Start of RECORDS TO USE
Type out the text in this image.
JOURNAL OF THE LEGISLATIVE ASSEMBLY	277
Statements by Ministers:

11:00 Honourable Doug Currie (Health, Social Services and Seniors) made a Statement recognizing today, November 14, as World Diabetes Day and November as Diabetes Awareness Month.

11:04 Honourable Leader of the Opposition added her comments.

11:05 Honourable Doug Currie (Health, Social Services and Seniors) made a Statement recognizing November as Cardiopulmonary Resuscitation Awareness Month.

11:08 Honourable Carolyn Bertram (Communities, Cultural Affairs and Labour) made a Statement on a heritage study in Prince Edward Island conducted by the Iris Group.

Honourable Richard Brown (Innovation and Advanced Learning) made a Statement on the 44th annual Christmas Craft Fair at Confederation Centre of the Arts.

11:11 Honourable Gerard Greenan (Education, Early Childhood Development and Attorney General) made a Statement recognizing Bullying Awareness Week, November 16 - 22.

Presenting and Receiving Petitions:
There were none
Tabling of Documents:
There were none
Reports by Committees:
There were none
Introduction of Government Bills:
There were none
End of RECORDS TO USE
Reproduce the entries above in full, verbatim.

» IN RESPONSE:
Type out the text in this image.
JOURNAL OF THE LEGISLATIVE ASSEMBLY	277
Statements by Ministers:

11:00 Honourable Doug Currie (Health, Social Services and Seniors) made a Statement recognizing today, November 14, as World Diabetes Day and November as Diabetes Awareness Month.

11:04 Honourable Leader of the Opposition added her comments.

11:05 Honourable Doug Currie (Health, Social Services and Seniors) made a Statement recognizing November as Cardiopulmonary Resuscitation Awareness Month.

11:08 Honourable Carolyn Bertram (Communities, Cultural Affairs and Labour) made a Statement on a heritage study in Prince Edward Island conducted by the Iris Group.

Honourable Richard Brown (Innovation and Advanced Learning) made a Statement on the 44th annual Christmas Craft Fair at Confederation Centre of the Arts.

11:11 Honourable Gerard Greenan (Education, Early Childhood Development and Attorney General) made a Statement recognizing Bullying Awareness Week, November 16 - 22.

Presenting and Receiving Petitions:
There were none
Tabling of Documents:
There were none
Reports by Committees:
There were none
Introduction of Government Bills:
There were none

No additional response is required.